§ **WHAT YOU ARE ASKED TO DO**: Transcribe the records that follow in their entirety, omitting any pictures.

§ **GIVEN ENTRIES**:

BEGIN

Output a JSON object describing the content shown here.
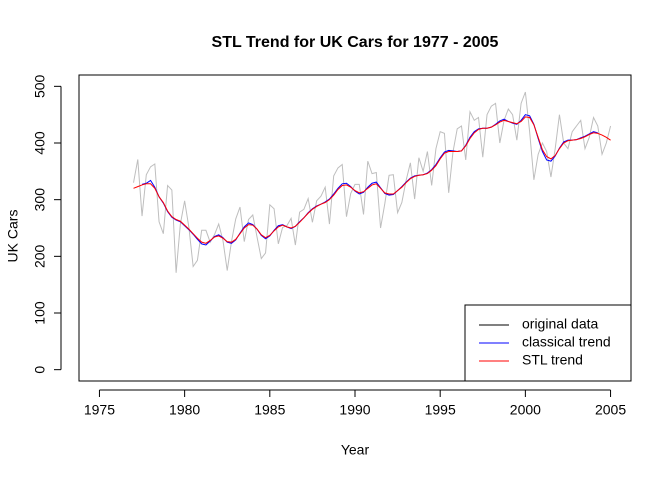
{
  "chart_data": {
    "type": "line",
    "title": "STL Trend for UK Cars for 1977 - 2005",
    "x_label": "Year",
    "y_label": "UK Cars",
    "xlim": [
      1973.8,
      2006.2
    ],
    "ylim": [
      -20,
      520
    ],
    "xticks": [
      1975,
      1980,
      1985,
      1990,
      1995,
      2000,
      2005
    ],
    "yticks": [
      0,
      100,
      200,
      300,
      400,
      500
    ],
    "legend_position": "bottomright",
    "grid": false,
    "x": [
      1977,
      1977.25,
      1977.5,
      1977.75,
      1978,
      1978.25,
      1978.5,
      1978.75,
      1979,
      1979.25,
      1979.5,
      1979.75,
      1980,
      1980.25,
      1980.5,
      1980.75,
      1981,
      1981.25,
      1981.5,
      1981.75,
      1982,
      1982.25,
      1982.5,
      1982.75,
      1983,
      1983.25,
      1983.5,
      1983.75,
      1984,
      1984.25,
      1984.5,
      1984.75,
      1985,
      1985.25,
      1985.5,
      1985.75,
      1986,
      1986.25,
      1986.5,
      1986.75,
      1987,
      1987.25,
      1987.5,
      1987.75,
      1988,
      1988.25,
      1988.5,
      1988.75,
      1989,
      1989.25,
      1989.5,
      1989.75,
      1990,
      1990.25,
      1990.5,
      1990.75,
      1991,
      1991.25,
      1991.5,
      1991.75,
      1992,
      1992.25,
      1992.5,
      1992.75,
      1993,
      1993.25,
      1993.5,
      1993.75,
      1994,
      1994.25,
      1994.5,
      1994.75,
      1995,
      1995.25,
      1995.5,
      1995.75,
      1996,
      1996.25,
      1996.5,
      1996.75,
      1997,
      1997.25,
      1997.5,
      1997.75,
      1998,
      1998.25,
      1998.5,
      1998.75,
      1999,
      1999.25,
      1999.5,
      1999.75,
      2000,
      2000.25,
      2000.5,
      2000.75,
      2001,
      2001.25,
      2001.5,
      2001.75,
      2002,
      2002.25,
      2002.5,
      2002.75,
      2003,
      2003.25,
      2003.5,
      2003.75,
      2004,
      2004.25,
      2004.5,
      2004.75,
      2005
    ],
    "series": [
      {
        "name": "original data",
        "color": "#bebebe",
        "legend_color": "#000000",
        "values": [
          330,
          371,
          271,
          344,
          358,
          363,
          261,
          240,
          325,
          317,
          171,
          257,
          298,
          251,
          182,
          193,
          246,
          246,
          225,
          238,
          257,
          228,
          175,
          226,
          266,
          287,
          226,
          265,
          273,
          234,
          196,
          206,
          291,
          284,
          222,
          251,
          254,
          267,
          220,
          278,
          283,
          302,
          260,
          298,
          306,
          322,
          257,
          342,
          356,
          362,
          270,
          311,
          327,
          327,
          274,
          368,
          346,
          348,
          250,
          293,
          343,
          344,
          277,
          295,
          334,
          365,
          301,
          374,
          350,
          385,
          325,
          390,
          420,
          417,
          312,
          384,
          425,
          430,
          370,
          455,
          440,
          445,
          375,
          450,
          465,
          470,
          400,
          440,
          460,
          450,
          405,
          470,
          490,
          420,
          335,
          380,
          400,
          385,
          340,
          390,
          450,
          400,
          390,
          420,
          430,
          440,
          390,
          410,
          445,
          430,
          380,
          400,
          430
        ]
      },
      {
        "name": "classical trend",
        "color": "#0000ff",
        "values": [
          null,
          null,
          327,
          329,
          334,
          322,
          305,
          294,
          279,
          269,
          264,
          261,
          254,
          247,
          239,
          230,
          222,
          220,
          227,
          235,
          238,
          233,
          225,
          223,
          229,
          241,
          252,
          259,
          256,
          248,
          237,
          231,
          236,
          246,
          254,
          256,
          252,
          249,
          253,
          261,
          268,
          277,
          284,
          289,
          292,
          296,
          301,
          310,
          320,
          328,
          329,
          323,
          315,
          310,
          313,
          322,
          329,
          331,
          321,
          311,
          308,
          309,
          316,
          323,
          331,
          338,
          342,
          343,
          344,
          347,
          353,
          362,
          374,
          384,
          387,
          386,
          385,
          386,
          396,
          410,
          420,
          425,
          426,
          426,
          428,
          433,
          439,
          442,
          438,
          435,
          433,
          440,
          450,
          448,
          433,
          408,
          385,
          370,
          368,
          377,
          391,
          402,
          405,
          405,
          406,
          409,
          412,
          416,
          420,
          418,
          null,
          null,
          null
        ]
      },
      {
        "name": "STL trend",
        "color": "#ff0000",
        "values": [
          320,
          323,
          326,
          328,
          328,
          320,
          305,
          295,
          280,
          270,
          265,
          262,
          255,
          248,
          240,
          232,
          225,
          223,
          228,
          234,
          236,
          232,
          226,
          225,
          230,
          240,
          250,
          256,
          255,
          248,
          238,
          233,
          237,
          245,
          252,
          255,
          252,
          250,
          253,
          260,
          268,
          276,
          283,
          288,
          292,
          295,
          300,
          308,
          318,
          325,
          326,
          322,
          316,
          312,
          314,
          320,
          326,
          328,
          320,
          312,
          310,
          310,
          316,
          322,
          330,
          337,
          341,
          343,
          344,
          346,
          352,
          360,
          372,
          382,
          385,
          385,
          385,
          386,
          395,
          408,
          418,
          424,
          426,
          426,
          428,
          432,
          437,
          440,
          438,
          436,
          434,
          438,
          446,
          445,
          432,
          410,
          388,
          376,
          372,
          378,
          390,
          400,
          404,
          405,
          406,
          408,
          411,
          415,
          418,
          417,
          414,
          410,
          405
        ]
      }
    ]
  }
}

END

§ **COMPLETE RESPONSE**:
Output a JSON object describing the content shown here.
{
  "chart_data": {
    "type": "line",
    "title": "STL Trend for UK Cars for 1977 - 2005",
    "x_label": "Year",
    "y_label": "UK Cars",
    "xlim": [
      1973.8,
      2006.2
    ],
    "ylim": [
      -20,
      520
    ],
    "xticks": [
      1975,
      1980,
      1985,
      1990,
      1995,
      2000,
      2005
    ],
    "yticks": [
      0,
      100,
      200,
      300,
      400,
      500
    ],
    "legend_position": "bottomright",
    "grid": false,
    "x": [
      1977,
      1977.25,
      1977.5,
      1977.75,
      1978,
      1978.25,
      1978.5,
      1978.75,
      1979,
      1979.25,
      1979.5,
      1979.75,
      1980,
      1980.25,
      1980.5,
      1980.75,
      1981,
      1981.25,
      1981.5,
      1981.75,
      1982,
      1982.25,
      1982.5,
      1982.75,
      1983,
      1983.25,
      1983.5,
      1983.75,
      1984,
      1984.25,
      1984.5,
      1984.75,
      1985,
      1985.25,
      1985.5,
      1985.75,
      1986,
      1986.25,
      1986.5,
      1986.75,
      1987,
      1987.25,
      1987.5,
      1987.75,
      1988,
      1988.25,
      1988.5,
      1988.75,
      1989,
      1989.25,
      1989.5,
      1989.75,
      1990,
      1990.25,
      1990.5,
      1990.75,
      1991,
      1991.25,
      1991.5,
      1991.75,
      1992,
      1992.25,
      1992.5,
      1992.75,
      1993,
      1993.25,
      1993.5,
      1993.75,
      1994,
      1994.25,
      1994.5,
      1994.75,
      1995,
      1995.25,
      1995.5,
      1995.75,
      1996,
      1996.25,
      1996.5,
      1996.75,
      1997,
      1997.25,
      1997.5,
      1997.75,
      1998,
      1998.25,
      1998.5,
      1998.75,
      1999,
      1999.25,
      1999.5,
      1999.75,
      2000,
      2000.25,
      2000.5,
      2000.75,
      2001,
      2001.25,
      2001.5,
      2001.75,
      2002,
      2002.25,
      2002.5,
      2002.75,
      2003,
      2003.25,
      2003.5,
      2003.75,
      2004,
      2004.25,
      2004.5,
      2004.75,
      2005
    ],
    "series": [
      {
        "name": "original data",
        "color": "#bebebe",
        "legend_color": "#000000",
        "values": [
          330,
          371,
          271,
          344,
          358,
          363,
          261,
          240,
          325,
          317,
          171,
          257,
          298,
          251,
          182,
          193,
          246,
          246,
          225,
          238,
          257,
          228,
          175,
          226,
          266,
          287,
          226,
          265,
          273,
          234,
          196,
          206,
          291,
          284,
          222,
          251,
          254,
          267,
          220,
          278,
          283,
          302,
          260,
          298,
          306,
          322,
          257,
          342,
          356,
          362,
          270,
          311,
          327,
          327,
          274,
          368,
          346,
          348,
          250,
          293,
          343,
          344,
          277,
          295,
          334,
          365,
          301,
          374,
          350,
          385,
          325,
          390,
          420,
          417,
          312,
          384,
          425,
          430,
          370,
          455,
          440,
          445,
          375,
          450,
          465,
          470,
          400,
          440,
          460,
          450,
          405,
          470,
          490,
          420,
          335,
          380,
          400,
          385,
          340,
          390,
          450,
          400,
          390,
          420,
          430,
          440,
          390,
          410,
          445,
          430,
          380,
          400,
          430
        ]
      },
      {
        "name": "classical trend",
        "color": "#0000ff",
        "values": [
          null,
          null,
          327,
          329,
          334,
          322,
          305,
          294,
          279,
          269,
          264,
          261,
          254,
          247,
          239,
          230,
          222,
          220,
          227,
          235,
          238,
          233,
          225,
          223,
          229,
          241,
          252,
          259,
          256,
          248,
          237,
          231,
          236,
          246,
          254,
          256,
          252,
          249,
          253,
          261,
          268,
          277,
          284,
          289,
          292,
          296,
          301,
          310,
          320,
          328,
          329,
          323,
          315,
          310,
          313,
          322,
          329,
          331,
          321,
          311,
          308,
          309,
          316,
          323,
          331,
          338,
          342,
          343,
          344,
          347,
          353,
          362,
          374,
          384,
          387,
          386,
          385,
          386,
          396,
          410,
          420,
          425,
          426,
          426,
          428,
          433,
          439,
          442,
          438,
          435,
          433,
          440,
          450,
          448,
          433,
          408,
          385,
          370,
          368,
          377,
          391,
          402,
          405,
          405,
          406,
          409,
          412,
          416,
          420,
          418,
          null,
          null,
          null
        ]
      },
      {
        "name": "STL trend",
        "color": "#ff0000",
        "values": [
          320,
          323,
          326,
          328,
          328,
          320,
          305,
          295,
          280,
          270,
          265,
          262,
          255,
          248,
          240,
          232,
          225,
          223,
          228,
          234,
          236,
          232,
          226,
          225,
          230,
          240,
          250,
          256,
          255,
          248,
          238,
          233,
          237,
          245,
          252,
          255,
          252,
          250,
          253,
          260,
          268,
          276,
          283,
          288,
          292,
          295,
          300,
          308,
          318,
          325,
          326,
          322,
          316,
          312,
          314,
          320,
          326,
          328,
          320,
          312,
          310,
          310,
          316,
          322,
          330,
          337,
          341,
          343,
          344,
          346,
          352,
          360,
          372,
          382,
          385,
          385,
          385,
          386,
          395,
          408,
          418,
          424,
          426,
          426,
          428,
          432,
          437,
          440,
          438,
          436,
          434,
          438,
          446,
          445,
          432,
          410,
          388,
          376,
          372,
          378,
          390,
          400,
          404,
          405,
          406,
          408,
          411,
          415,
          418,
          417,
          414,
          410,
          405
        ]
      }
    ]
  }
}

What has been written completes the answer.